-- Opening Marker --

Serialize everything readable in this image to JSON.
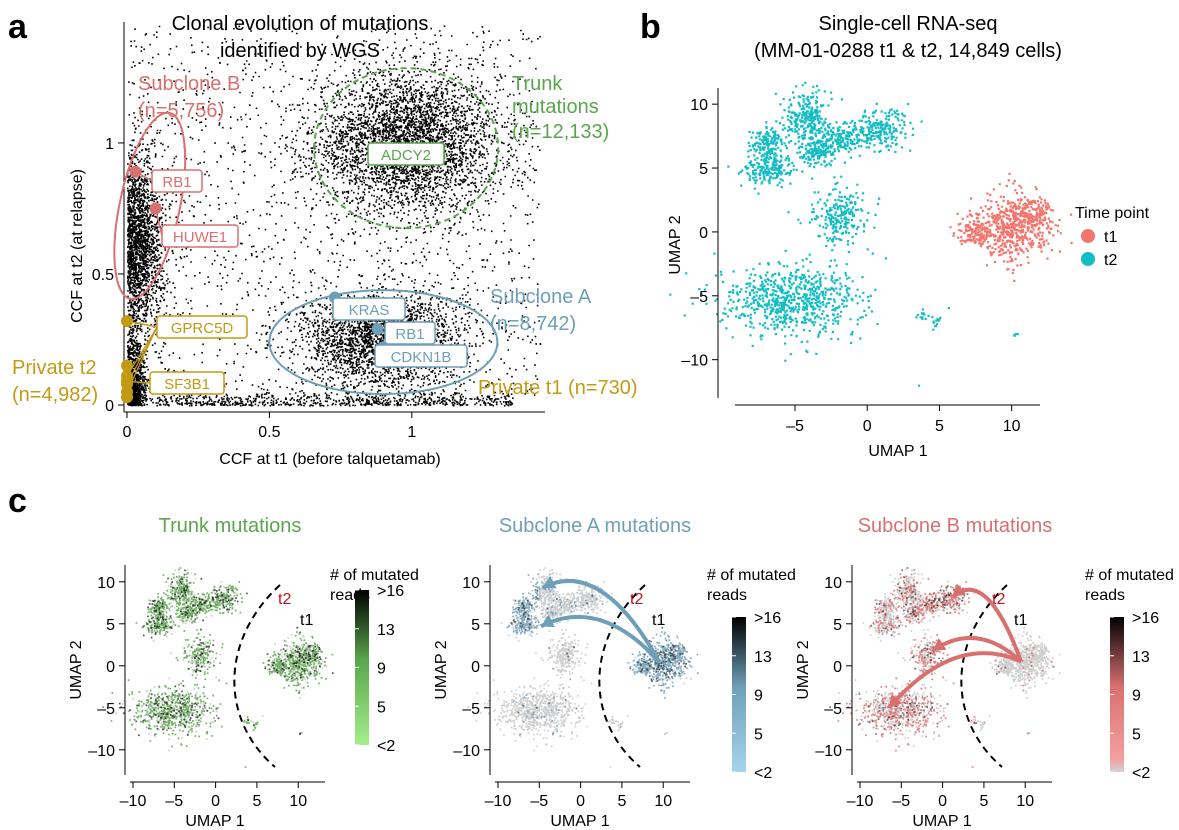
{
  "panel_letters": {
    "a": "a",
    "b": "b",
    "c": "c"
  },
  "colors": {
    "trunk": "#5aa64d",
    "subclone_a": "#6e9fb9",
    "subclone_b": "#d97070",
    "private": "#c49a12",
    "t1": "#f4756b",
    "t2": "#14bdc4",
    "grey": "#cfcfcf"
  },
  "chart_data": [
    {
      "id": "a",
      "type": "scatter",
      "title": "Clonal evolution of mutations identified by WGS",
      "title_lines": [
        "Clonal evolution of mutations",
        "identified by WGS"
      ],
      "xlabel": "CCF at t1 (before talquetamab)",
      "ylabel": "CCF at t2 (at relapse)",
      "xlim": [
        0,
        1.45
      ],
      "ylim": [
        0,
        1.45
      ],
      "xticks": [
        0,
        0.5,
        1
      ],
      "yticks": [
        0,
        0.5,
        1
      ],
      "xtick_labels": [
        "0",
        "0.5",
        "1"
      ],
      "ytick_labels": [
        "0",
        "0.5",
        "1"
      ],
      "clusters": [
        {
          "name": "Trunk",
          "label_lines": [
            "Trunk",
            "mutations",
            "(n=12,133)"
          ],
          "n": 12133,
          "center": [
            0.98,
            1.0
          ],
          "color_key": "trunk"
        },
        {
          "name": "Subclone A",
          "label_lines": [
            "Subclone A",
            "(n=8,742)"
          ],
          "n": 8742,
          "center": [
            0.9,
            0.25
          ],
          "color_key": "subclone_a"
        },
        {
          "name": "Subclone B",
          "label_lines": [
            "Subclone B",
            "(n=5,756)"
          ],
          "n": 5756,
          "center": [
            0.04,
            0.62
          ],
          "color_key": "subclone_b"
        },
        {
          "name": "Private t2",
          "label_lines": [
            "Private t2",
            "(n=4,982)"
          ],
          "n": 4982,
          "center": [
            0.0,
            0.1
          ],
          "color_key": "private"
        },
        {
          "name": "Private t1",
          "label_lines": [
            "Private t1 (n=730)"
          ],
          "n": 730,
          "center": [
            0.9,
            0.0
          ],
          "color_key": "private"
        }
      ],
      "genes": [
        {
          "gene": "ADCY2",
          "x": 0.98,
          "y": 0.94,
          "color_key": "trunk"
        },
        {
          "gene": "RB1",
          "x": 0.03,
          "y": 0.89,
          "color_key": "subclone_b"
        },
        {
          "gene": "HUWE1",
          "x": 0.1,
          "y": 0.75,
          "color_key": "subclone_b"
        },
        {
          "gene": "KRAS",
          "x": 0.73,
          "y": 0.41,
          "color_key": "subclone_a"
        },
        {
          "gene": "RB1",
          "x": 0.88,
          "y": 0.29,
          "color_key": "subclone_a"
        },
        {
          "gene": "CDKN1B",
          "x": 0.9,
          "y": 0.22,
          "color_key": "subclone_a"
        },
        {
          "gene": "GPRC5D",
          "x": 0.0,
          "y": 0.32,
          "color_key": "private"
        },
        {
          "gene": "SF3B1",
          "x": 0.0,
          "y": 0.09,
          "color_key": "private"
        }
      ]
    },
    {
      "id": "b",
      "type": "scatter",
      "title_lines": [
        "Single-cell RNA-seq",
        "(MM-01-0288 t1 & t2, 14,849 cells)"
      ],
      "xlabel": "UMAP 1",
      "ylabel": "UMAP 2",
      "xlim": [
        -9.5,
        13
      ],
      "ylim": [
        -13,
        11.5
      ],
      "xticks": [
        -5,
        0,
        5,
        10
      ],
      "yticks": [
        -10,
        -5,
        0,
        5,
        10
      ],
      "xtick_labels": [
        "–5",
        "0",
        "5",
        "10"
      ],
      "ytick_labels": [
        "–10",
        "–5",
        "0",
        "5",
        "10"
      ],
      "legend_title": "Time point",
      "legend_position": "right",
      "series": [
        {
          "name": "t1",
          "color_key": "t1"
        },
        {
          "name": "t2",
          "color_key": "t2"
        }
      ]
    },
    {
      "id": "c1",
      "type": "scatter",
      "title": "Trunk mutations",
      "xlabel": "UMAP 1",
      "ylabel": "UMAP 2",
      "xticks": [
        -10,
        -5,
        0,
        5,
        10
      ],
      "yticks": [
        -10,
        -5,
        0,
        5,
        10
      ],
      "xtick_labels": [
        "–10",
        "–5",
        "0",
        "5",
        "10"
      ],
      "ytick_labels": [
        "–10",
        "–5",
        "0",
        "5",
        "10"
      ],
      "color_key": "trunk",
      "colorbar_title": [
        "# of mutated",
        "reads"
      ],
      "colorbar_ticks": [
        ">16",
        "13",
        "9",
        "5",
        "<2"
      ],
      "annotations": [
        "t2",
        "t1"
      ]
    },
    {
      "id": "c2",
      "type": "scatter",
      "title": "Subclone A mutations",
      "xlabel": "UMAP 1",
      "ylabel": "UMAP 2",
      "xticks": [
        -10,
        -5,
        0,
        5,
        10
      ],
      "yticks": [
        -10,
        -5,
        0,
        5,
        10
      ],
      "xtick_labels": [
        "–10",
        "–5",
        "0",
        "5",
        "10"
      ],
      "ytick_labels": [
        "–10",
        "–5",
        "0",
        "5",
        "10"
      ],
      "color_key": "subclone_a",
      "colorbar_title": [
        "# of mutated",
        "reads"
      ],
      "colorbar_ticks": [
        ">16",
        "13",
        "9",
        "5",
        "<2"
      ],
      "annotations": [
        "t2",
        "t1"
      ]
    },
    {
      "id": "c3",
      "type": "scatter",
      "title": "Subclone B mutations",
      "xlabel": "UMAP 1",
      "ylabel": "UMAP 2",
      "xticks": [
        -10,
        -5,
        0,
        5,
        10
      ],
      "yticks": [
        -10,
        -5,
        0,
        5,
        10
      ],
      "xtick_labels": [
        "–10",
        "–5",
        "0",
        "5",
        "10"
      ],
      "ytick_labels": [
        "–10",
        "–5",
        "0",
        "5",
        "10"
      ],
      "color_key": "subclone_b",
      "colorbar_title": [
        "# of mutated",
        "reads"
      ],
      "colorbar_ticks": [
        ">16",
        "13",
        "9",
        "5",
        "<2"
      ],
      "annotations": [
        "t2",
        "t1"
      ]
    }
  ]
}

-- Closing Marker --

_Your objective_:
Leave the pictures out, then print every entry exactly as it reads.

_Solution to the exercise_:
Serialize everything readable in this image to JSON.
{
  "panel_letters": {
    "a": "a",
    "b": "b",
    "c": "c"
  },
  "colors": {
    "trunk": "#5aa64d",
    "subclone_a": "#6e9fb9",
    "subclone_b": "#d97070",
    "private": "#c49a12",
    "t1": "#f4756b",
    "t2": "#14bdc4",
    "grey": "#cfcfcf"
  },
  "chart_data": [
    {
      "id": "a",
      "type": "scatter",
      "title": "Clonal evolution of mutations identified by WGS",
      "title_lines": [
        "Clonal evolution of mutations",
        "identified by WGS"
      ],
      "xlabel": "CCF at t1 (before talquetamab)",
      "ylabel": "CCF at t2 (at relapse)",
      "xlim": [
        0,
        1.45
      ],
      "ylim": [
        0,
        1.45
      ],
      "xticks": [
        0,
        0.5,
        1
      ],
      "yticks": [
        0,
        0.5,
        1
      ],
      "xtick_labels": [
        "0",
        "0.5",
        "1"
      ],
      "ytick_labels": [
        "0",
        "0.5",
        "1"
      ],
      "clusters": [
        {
          "name": "Trunk",
          "label_lines": [
            "Trunk",
            "mutations",
            "(n=12,133)"
          ],
          "n": 12133,
          "center": [
            0.98,
            1.0
          ],
          "color_key": "trunk"
        },
        {
          "name": "Subclone A",
          "label_lines": [
            "Subclone A",
            "(n=8,742)"
          ],
          "n": 8742,
          "center": [
            0.9,
            0.25
          ],
          "color_key": "subclone_a"
        },
        {
          "name": "Subclone B",
          "label_lines": [
            "Subclone B",
            "(n=5,756)"
          ],
          "n": 5756,
          "center": [
            0.04,
            0.62
          ],
          "color_key": "subclone_b"
        },
        {
          "name": "Private t2",
          "label_lines": [
            "Private t2",
            "(n=4,982)"
          ],
          "n": 4982,
          "center": [
            0.0,
            0.1
          ],
          "color_key": "private"
        },
        {
          "name": "Private t1",
          "label_lines": [
            "Private t1 (n=730)"
          ],
          "n": 730,
          "center": [
            0.9,
            0.0
          ],
          "color_key": "private"
        }
      ],
      "genes": [
        {
          "gene": "ADCY2",
          "x": 0.98,
          "y": 0.94,
          "color_key": "trunk"
        },
        {
          "gene": "RB1",
          "x": 0.03,
          "y": 0.89,
          "color_key": "subclone_b"
        },
        {
          "gene": "HUWE1",
          "x": 0.1,
          "y": 0.75,
          "color_key": "subclone_b"
        },
        {
          "gene": "KRAS",
          "x": 0.73,
          "y": 0.41,
          "color_key": "subclone_a"
        },
        {
          "gene": "RB1",
          "x": 0.88,
          "y": 0.29,
          "color_key": "subclone_a"
        },
        {
          "gene": "CDKN1B",
          "x": 0.9,
          "y": 0.22,
          "color_key": "subclone_a"
        },
        {
          "gene": "GPRC5D",
          "x": 0.0,
          "y": 0.32,
          "color_key": "private"
        },
        {
          "gene": "SF3B1",
          "x": 0.0,
          "y": 0.09,
          "color_key": "private"
        }
      ]
    },
    {
      "id": "b",
      "type": "scatter",
      "title_lines": [
        "Single-cell RNA-seq",
        "(MM-01-0288 t1 & t2, 14,849 cells)"
      ],
      "xlabel": "UMAP 1",
      "ylabel": "UMAP 2",
      "xlim": [
        -9.5,
        13
      ],
      "ylim": [
        -13,
        11.5
      ],
      "xticks": [
        -5,
        0,
        5,
        10
      ],
      "yticks": [
        -10,
        -5,
        0,
        5,
        10
      ],
      "xtick_labels": [
        "–5",
        "0",
        "5",
        "10"
      ],
      "ytick_labels": [
        "–10",
        "–5",
        "0",
        "5",
        "10"
      ],
      "legend_title": "Time point",
      "legend_position": "right",
      "series": [
        {
          "name": "t1",
          "color_key": "t1"
        },
        {
          "name": "t2",
          "color_key": "t2"
        }
      ]
    },
    {
      "id": "c1",
      "type": "scatter",
      "title": "Trunk mutations",
      "xlabel": "UMAP 1",
      "ylabel": "UMAP 2",
      "xticks": [
        -10,
        -5,
        0,
        5,
        10
      ],
      "yticks": [
        -10,
        -5,
        0,
        5,
        10
      ],
      "xtick_labels": [
        "–10",
        "–5",
        "0",
        "5",
        "10"
      ],
      "ytick_labels": [
        "–10",
        "–5",
        "0",
        "5",
        "10"
      ],
      "color_key": "trunk",
      "colorbar_title": [
        "# of mutated",
        "reads"
      ],
      "colorbar_ticks": [
        ">16",
        "13",
        "9",
        "5",
        "<2"
      ],
      "annotations": [
        "t2",
        "t1"
      ]
    },
    {
      "id": "c2",
      "type": "scatter",
      "title": "Subclone A mutations",
      "xlabel": "UMAP 1",
      "ylabel": "UMAP 2",
      "xticks": [
        -10,
        -5,
        0,
        5,
        10
      ],
      "yticks": [
        -10,
        -5,
        0,
        5,
        10
      ],
      "xtick_labels": [
        "–10",
        "–5",
        "0",
        "5",
        "10"
      ],
      "ytick_labels": [
        "–10",
        "–5",
        "0",
        "5",
        "10"
      ],
      "color_key": "subclone_a",
      "colorbar_title": [
        "# of mutated",
        "reads"
      ],
      "colorbar_ticks": [
        ">16",
        "13",
        "9",
        "5",
        "<2"
      ],
      "annotations": [
        "t2",
        "t1"
      ]
    },
    {
      "id": "c3",
      "type": "scatter",
      "title": "Subclone B mutations",
      "xlabel": "UMAP 1",
      "ylabel": "UMAP 2",
      "xticks": [
        -10,
        -5,
        0,
        5,
        10
      ],
      "yticks": [
        -10,
        -5,
        0,
        5,
        10
      ],
      "xtick_labels": [
        "–10",
        "–5",
        "0",
        "5",
        "10"
      ],
      "ytick_labels": [
        "–10",
        "–5",
        "0",
        "5",
        "10"
      ],
      "color_key": "subclone_b",
      "colorbar_title": [
        "# of mutated",
        "reads"
      ],
      "colorbar_ticks": [
        ">16",
        "13",
        "9",
        "5",
        "<2"
      ],
      "annotations": [
        "t2",
        "t1"
      ]
    }
  ]
}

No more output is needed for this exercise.